[The request]:
Write down every entry below once more, exactly.

───── Given data ─────

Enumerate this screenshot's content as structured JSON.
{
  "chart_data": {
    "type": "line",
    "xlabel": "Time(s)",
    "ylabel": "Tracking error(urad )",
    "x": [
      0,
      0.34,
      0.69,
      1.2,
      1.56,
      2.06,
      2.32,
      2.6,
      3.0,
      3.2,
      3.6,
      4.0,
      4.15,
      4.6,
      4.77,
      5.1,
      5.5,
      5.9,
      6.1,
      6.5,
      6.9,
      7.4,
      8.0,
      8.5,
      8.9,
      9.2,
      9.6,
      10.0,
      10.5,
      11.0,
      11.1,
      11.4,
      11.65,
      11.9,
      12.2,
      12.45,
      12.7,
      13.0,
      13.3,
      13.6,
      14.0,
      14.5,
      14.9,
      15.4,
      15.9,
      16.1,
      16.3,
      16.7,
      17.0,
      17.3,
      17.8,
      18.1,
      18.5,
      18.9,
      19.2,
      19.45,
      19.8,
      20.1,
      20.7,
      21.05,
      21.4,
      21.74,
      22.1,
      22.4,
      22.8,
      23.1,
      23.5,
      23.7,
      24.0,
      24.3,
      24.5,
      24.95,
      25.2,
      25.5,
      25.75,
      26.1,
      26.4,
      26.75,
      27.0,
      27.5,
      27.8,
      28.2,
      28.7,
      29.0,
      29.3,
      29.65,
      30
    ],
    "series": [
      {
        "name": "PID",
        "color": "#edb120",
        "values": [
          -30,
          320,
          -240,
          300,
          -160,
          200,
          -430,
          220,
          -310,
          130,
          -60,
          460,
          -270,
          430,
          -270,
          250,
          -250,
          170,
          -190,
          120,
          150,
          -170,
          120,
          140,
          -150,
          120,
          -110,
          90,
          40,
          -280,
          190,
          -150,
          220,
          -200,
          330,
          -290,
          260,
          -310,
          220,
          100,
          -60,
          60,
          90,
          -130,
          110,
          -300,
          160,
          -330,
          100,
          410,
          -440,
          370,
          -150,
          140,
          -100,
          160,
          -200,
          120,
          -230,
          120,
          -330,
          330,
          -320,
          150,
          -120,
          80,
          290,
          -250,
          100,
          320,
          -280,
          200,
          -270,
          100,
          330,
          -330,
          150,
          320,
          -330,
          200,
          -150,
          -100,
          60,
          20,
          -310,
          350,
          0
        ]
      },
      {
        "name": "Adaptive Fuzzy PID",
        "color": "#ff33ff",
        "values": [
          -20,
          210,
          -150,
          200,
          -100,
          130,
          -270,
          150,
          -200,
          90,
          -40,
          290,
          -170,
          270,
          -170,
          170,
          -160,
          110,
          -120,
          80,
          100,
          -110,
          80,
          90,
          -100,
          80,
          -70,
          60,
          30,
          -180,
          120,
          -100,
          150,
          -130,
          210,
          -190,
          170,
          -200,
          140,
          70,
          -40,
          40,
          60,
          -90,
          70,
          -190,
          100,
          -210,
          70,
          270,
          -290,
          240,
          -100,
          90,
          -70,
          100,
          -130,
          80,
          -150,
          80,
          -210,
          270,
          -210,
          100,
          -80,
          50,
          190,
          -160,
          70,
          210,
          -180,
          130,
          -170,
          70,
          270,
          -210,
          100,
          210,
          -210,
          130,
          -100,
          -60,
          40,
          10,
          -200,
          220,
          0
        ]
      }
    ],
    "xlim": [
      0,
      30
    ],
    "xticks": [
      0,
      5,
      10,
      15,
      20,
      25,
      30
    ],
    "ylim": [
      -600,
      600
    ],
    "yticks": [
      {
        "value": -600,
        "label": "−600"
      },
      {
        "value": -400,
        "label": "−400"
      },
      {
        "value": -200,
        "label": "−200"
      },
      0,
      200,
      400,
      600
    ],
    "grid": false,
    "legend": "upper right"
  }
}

─────

[Written solution]:
Enumerate this screenshot's content as structured JSON.
{
  "chart_data": {
    "type": "line",
    "xlabel": "Time(s)",
    "ylabel": "Tracking error(urad )",
    "x": [
      0,
      0.34,
      0.69,
      1.2,
      1.56,
      2.06,
      2.32,
      2.6,
      3.0,
      3.2,
      3.6,
      4.0,
      4.15,
      4.6,
      4.77,
      5.1,
      5.5,
      5.9,
      6.1,
      6.5,
      6.9,
      7.4,
      8.0,
      8.5,
      8.9,
      9.2,
      9.6,
      10.0,
      10.5,
      11.0,
      11.1,
      11.4,
      11.65,
      11.9,
      12.2,
      12.45,
      12.7,
      13.0,
      13.3,
      13.6,
      14.0,
      14.5,
      14.9,
      15.4,
      15.9,
      16.1,
      16.3,
      16.7,
      17.0,
      17.3,
      17.8,
      18.1,
      18.5,
      18.9,
      19.2,
      19.45,
      19.8,
      20.1,
      20.7,
      21.05,
      21.4,
      21.74,
      22.1,
      22.4,
      22.8,
      23.1,
      23.5,
      23.7,
      24.0,
      24.3,
      24.5,
      24.95,
      25.2,
      25.5,
      25.75,
      26.1,
      26.4,
      26.75,
      27.0,
      27.5,
      27.8,
      28.2,
      28.7,
      29.0,
      29.3,
      29.65,
      30
    ],
    "series": [
      {
        "name": "PID",
        "color": "#edb120",
        "values": [
          -30,
          320,
          -240,
          300,
          -160,
          200,
          -430,
          220,
          -310,
          130,
          -60,
          460,
          -270,
          430,
          -270,
          250,
          -250,
          170,
          -190,
          120,
          150,
          -170,
          120,
          140,
          -150,
          120,
          -110,
          90,
          40,
          -280,
          190,
          -150,
          220,
          -200,
          330,
          -290,
          260,
          -310,
          220,
          100,
          -60,
          60,
          90,
          -130,
          110,
          -300,
          160,
          -330,
          100,
          410,
          -440,
          370,
          -150,
          140,
          -100,
          160,
          -200,
          120,
          -230,
          120,
          -330,
          330,
          -320,
          150,
          -120,
          80,
          290,
          -250,
          100,
          320,
          -280,
          200,
          -270,
          100,
          330,
          -330,
          150,
          320,
          -330,
          200,
          -150,
          -100,
          60,
          20,
          -310,
          350,
          0
        ]
      },
      {
        "name": "Adaptive Fuzzy PID",
        "color": "#ff33ff",
        "values": [
          -20,
          210,
          -150,
          200,
          -100,
          130,
          -270,
          150,
          -200,
          90,
          -40,
          290,
          -170,
          270,
          -170,
          170,
          -160,
          110,
          -120,
          80,
          100,
          -110,
          80,
          90,
          -100,
          80,
          -70,
          60,
          30,
          -180,
          120,
          -100,
          150,
          -130,
          210,
          -190,
          170,
          -200,
          140,
          70,
          -40,
          40,
          60,
          -90,
          70,
          -190,
          100,
          -210,
          70,
          270,
          -290,
          240,
          -100,
          90,
          -70,
          100,
          -130,
          80,
          -150,
          80,
          -210,
          270,
          -210,
          100,
          -80,
          50,
          190,
          -160,
          70,
          210,
          -180,
          130,
          -170,
          70,
          270,
          -210,
          100,
          210,
          -210,
          130,
          -100,
          -60,
          40,
          10,
          -200,
          220,
          0
        ]
      }
    ],
    "xlim": [
      0,
      30
    ],
    "xticks": [
      0,
      5,
      10,
      15,
      20,
      25,
      30
    ],
    "ylim": [
      -600,
      600
    ],
    "yticks": [
      {
        "value": -600,
        "label": "−600"
      },
      {
        "value": -400,
        "label": "−400"
      },
      {
        "value": -200,
        "label": "−200"
      },
      0,
      200,
      400,
      600
    ],
    "grid": false,
    "legend": "upper right"
  }
}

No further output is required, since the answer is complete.